▶ Written request
In the listing that follows, how many lines contain "Tempat"? Give the number only.
==== Records for processing ====
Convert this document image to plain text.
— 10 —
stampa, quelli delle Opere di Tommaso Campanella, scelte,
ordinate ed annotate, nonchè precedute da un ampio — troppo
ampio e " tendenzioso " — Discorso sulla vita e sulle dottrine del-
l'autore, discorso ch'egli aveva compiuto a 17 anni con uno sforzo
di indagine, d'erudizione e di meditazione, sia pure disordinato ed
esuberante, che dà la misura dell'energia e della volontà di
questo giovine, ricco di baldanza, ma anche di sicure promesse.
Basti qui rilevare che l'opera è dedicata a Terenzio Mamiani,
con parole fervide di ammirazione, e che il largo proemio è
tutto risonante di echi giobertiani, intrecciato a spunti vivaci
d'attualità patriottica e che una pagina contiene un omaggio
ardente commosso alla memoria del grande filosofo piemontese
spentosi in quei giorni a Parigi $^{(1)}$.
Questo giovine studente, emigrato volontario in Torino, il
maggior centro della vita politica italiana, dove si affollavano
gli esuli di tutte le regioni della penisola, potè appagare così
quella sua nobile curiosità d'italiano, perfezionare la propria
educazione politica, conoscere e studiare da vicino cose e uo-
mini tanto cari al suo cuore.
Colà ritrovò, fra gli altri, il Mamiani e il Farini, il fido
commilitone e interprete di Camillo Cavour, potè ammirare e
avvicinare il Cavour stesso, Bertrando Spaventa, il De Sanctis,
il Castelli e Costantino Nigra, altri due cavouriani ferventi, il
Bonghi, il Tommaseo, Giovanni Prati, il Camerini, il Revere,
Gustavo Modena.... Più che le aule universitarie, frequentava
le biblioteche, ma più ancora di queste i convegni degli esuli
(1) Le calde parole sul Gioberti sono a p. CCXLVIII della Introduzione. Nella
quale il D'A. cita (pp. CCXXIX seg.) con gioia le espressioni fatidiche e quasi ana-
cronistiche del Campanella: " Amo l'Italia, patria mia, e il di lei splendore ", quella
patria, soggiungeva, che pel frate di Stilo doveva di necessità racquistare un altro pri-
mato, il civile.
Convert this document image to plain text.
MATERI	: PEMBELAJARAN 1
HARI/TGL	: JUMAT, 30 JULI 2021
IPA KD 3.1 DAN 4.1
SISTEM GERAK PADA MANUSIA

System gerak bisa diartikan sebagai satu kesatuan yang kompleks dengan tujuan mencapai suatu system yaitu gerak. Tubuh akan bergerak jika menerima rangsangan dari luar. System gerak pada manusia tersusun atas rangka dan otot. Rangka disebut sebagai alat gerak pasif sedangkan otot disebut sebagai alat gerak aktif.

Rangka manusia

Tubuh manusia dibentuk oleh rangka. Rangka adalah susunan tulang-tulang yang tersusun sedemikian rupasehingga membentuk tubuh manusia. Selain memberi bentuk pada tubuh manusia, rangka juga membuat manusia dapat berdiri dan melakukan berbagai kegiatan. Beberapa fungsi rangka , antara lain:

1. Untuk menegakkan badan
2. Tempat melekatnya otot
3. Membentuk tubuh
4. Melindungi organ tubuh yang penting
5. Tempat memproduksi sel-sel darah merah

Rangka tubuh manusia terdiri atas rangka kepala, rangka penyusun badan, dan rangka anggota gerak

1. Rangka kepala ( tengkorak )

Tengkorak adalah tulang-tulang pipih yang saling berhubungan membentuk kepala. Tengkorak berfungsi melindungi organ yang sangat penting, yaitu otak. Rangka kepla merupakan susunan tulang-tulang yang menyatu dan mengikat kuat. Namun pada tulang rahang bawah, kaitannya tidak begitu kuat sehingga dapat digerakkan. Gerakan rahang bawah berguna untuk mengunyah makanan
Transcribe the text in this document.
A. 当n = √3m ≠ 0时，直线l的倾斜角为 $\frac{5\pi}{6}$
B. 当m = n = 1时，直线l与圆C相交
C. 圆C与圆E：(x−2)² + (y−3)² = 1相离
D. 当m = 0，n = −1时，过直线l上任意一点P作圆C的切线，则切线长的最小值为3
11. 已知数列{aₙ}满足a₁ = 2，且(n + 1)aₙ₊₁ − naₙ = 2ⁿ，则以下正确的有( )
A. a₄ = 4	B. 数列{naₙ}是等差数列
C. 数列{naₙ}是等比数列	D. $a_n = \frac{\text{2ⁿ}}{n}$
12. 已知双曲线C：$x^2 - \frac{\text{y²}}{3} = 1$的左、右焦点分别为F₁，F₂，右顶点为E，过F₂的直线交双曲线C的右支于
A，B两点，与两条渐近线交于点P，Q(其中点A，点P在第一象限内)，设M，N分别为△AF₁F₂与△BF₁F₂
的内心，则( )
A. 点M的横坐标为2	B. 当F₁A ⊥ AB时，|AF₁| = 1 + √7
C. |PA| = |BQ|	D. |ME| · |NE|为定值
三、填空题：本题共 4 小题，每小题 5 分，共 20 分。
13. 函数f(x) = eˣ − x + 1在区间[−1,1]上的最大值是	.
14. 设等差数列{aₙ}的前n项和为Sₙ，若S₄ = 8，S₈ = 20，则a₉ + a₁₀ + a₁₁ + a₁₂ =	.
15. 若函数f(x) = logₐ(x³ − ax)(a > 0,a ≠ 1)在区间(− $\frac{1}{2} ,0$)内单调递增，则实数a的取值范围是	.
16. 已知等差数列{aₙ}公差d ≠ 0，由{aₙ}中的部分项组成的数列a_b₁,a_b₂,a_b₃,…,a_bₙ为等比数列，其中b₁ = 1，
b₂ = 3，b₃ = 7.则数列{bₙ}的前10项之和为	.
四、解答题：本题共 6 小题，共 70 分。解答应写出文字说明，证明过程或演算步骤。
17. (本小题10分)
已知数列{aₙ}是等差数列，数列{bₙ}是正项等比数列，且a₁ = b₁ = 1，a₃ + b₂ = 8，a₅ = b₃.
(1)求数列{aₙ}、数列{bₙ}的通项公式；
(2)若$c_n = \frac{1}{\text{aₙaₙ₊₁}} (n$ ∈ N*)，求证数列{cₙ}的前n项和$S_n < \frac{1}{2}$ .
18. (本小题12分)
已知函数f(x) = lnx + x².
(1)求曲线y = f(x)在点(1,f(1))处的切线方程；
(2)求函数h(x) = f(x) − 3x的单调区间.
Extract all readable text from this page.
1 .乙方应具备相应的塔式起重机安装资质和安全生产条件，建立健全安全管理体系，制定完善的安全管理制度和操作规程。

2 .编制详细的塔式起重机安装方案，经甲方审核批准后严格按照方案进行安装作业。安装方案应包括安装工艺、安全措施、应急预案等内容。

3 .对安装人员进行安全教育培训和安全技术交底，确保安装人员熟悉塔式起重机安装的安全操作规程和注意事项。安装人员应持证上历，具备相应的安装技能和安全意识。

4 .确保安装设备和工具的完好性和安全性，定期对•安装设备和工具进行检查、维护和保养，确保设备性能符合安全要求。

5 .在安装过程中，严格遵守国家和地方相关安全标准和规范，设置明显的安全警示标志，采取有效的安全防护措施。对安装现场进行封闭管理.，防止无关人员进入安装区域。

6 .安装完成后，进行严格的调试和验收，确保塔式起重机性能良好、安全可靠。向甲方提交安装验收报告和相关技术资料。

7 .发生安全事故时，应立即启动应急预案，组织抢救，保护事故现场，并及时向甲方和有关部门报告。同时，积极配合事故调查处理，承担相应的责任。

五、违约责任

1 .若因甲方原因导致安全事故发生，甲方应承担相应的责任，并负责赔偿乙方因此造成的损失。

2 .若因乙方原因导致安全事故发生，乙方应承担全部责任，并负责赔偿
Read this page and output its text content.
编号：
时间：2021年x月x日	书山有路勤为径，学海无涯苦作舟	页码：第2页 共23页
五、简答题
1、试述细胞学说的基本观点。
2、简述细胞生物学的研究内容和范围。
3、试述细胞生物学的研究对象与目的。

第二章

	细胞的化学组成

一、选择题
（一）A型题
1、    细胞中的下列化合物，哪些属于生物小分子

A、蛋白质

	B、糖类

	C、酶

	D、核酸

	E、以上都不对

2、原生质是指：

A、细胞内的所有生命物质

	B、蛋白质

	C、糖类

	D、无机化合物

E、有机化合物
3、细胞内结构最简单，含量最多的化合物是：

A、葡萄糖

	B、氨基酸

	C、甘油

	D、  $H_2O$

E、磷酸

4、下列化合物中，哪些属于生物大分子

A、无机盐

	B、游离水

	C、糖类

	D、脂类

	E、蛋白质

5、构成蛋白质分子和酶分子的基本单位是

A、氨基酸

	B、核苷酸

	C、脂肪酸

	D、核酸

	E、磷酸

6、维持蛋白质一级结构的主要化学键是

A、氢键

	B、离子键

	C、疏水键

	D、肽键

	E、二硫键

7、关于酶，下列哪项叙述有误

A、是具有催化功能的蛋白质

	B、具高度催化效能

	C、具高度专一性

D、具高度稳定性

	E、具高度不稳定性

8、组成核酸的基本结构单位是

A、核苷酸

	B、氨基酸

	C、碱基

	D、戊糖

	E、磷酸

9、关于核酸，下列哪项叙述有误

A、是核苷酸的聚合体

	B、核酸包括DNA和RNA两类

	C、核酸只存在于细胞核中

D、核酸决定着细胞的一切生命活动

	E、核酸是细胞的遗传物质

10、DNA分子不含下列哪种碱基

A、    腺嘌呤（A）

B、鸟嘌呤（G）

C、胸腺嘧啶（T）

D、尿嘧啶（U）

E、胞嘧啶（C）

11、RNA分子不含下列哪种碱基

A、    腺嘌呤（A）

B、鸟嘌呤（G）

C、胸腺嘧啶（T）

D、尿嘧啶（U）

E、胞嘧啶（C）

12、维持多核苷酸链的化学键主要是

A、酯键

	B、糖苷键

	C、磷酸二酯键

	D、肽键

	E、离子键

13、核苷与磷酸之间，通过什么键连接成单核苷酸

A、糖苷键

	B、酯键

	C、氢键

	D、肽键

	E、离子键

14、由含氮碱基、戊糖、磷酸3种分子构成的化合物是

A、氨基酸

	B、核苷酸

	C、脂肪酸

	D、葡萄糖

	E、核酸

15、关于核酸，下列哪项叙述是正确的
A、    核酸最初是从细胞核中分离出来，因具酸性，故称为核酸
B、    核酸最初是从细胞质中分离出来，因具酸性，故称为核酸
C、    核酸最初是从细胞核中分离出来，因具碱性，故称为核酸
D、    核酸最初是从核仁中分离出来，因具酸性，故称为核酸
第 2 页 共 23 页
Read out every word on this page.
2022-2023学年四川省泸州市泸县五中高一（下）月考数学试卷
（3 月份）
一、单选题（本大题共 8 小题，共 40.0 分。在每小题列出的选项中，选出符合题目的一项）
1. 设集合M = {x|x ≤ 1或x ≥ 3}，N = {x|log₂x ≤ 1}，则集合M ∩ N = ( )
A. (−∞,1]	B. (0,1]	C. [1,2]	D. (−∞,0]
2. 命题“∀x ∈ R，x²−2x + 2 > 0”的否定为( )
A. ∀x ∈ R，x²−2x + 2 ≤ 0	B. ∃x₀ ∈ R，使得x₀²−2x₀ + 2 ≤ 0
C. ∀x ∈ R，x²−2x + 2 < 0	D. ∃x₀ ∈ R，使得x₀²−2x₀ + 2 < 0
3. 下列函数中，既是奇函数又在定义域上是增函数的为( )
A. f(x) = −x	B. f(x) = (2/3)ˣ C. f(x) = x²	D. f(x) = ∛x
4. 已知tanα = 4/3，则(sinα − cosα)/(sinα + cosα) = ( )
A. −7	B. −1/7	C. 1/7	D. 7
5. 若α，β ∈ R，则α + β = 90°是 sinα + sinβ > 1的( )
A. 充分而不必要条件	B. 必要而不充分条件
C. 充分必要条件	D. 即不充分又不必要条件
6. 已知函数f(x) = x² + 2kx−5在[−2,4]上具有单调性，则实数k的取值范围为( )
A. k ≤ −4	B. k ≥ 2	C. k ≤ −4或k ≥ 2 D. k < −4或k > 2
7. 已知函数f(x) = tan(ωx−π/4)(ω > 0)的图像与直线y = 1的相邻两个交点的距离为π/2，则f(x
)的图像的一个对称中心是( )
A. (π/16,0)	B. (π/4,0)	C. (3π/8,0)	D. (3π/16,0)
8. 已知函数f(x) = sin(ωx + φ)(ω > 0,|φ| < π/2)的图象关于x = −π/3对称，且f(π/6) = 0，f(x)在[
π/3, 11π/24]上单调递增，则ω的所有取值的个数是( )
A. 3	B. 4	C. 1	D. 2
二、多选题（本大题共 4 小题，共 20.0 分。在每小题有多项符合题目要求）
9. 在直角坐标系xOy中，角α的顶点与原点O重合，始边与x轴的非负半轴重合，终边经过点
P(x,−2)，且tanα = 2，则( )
====
▶ Output of the exercise
2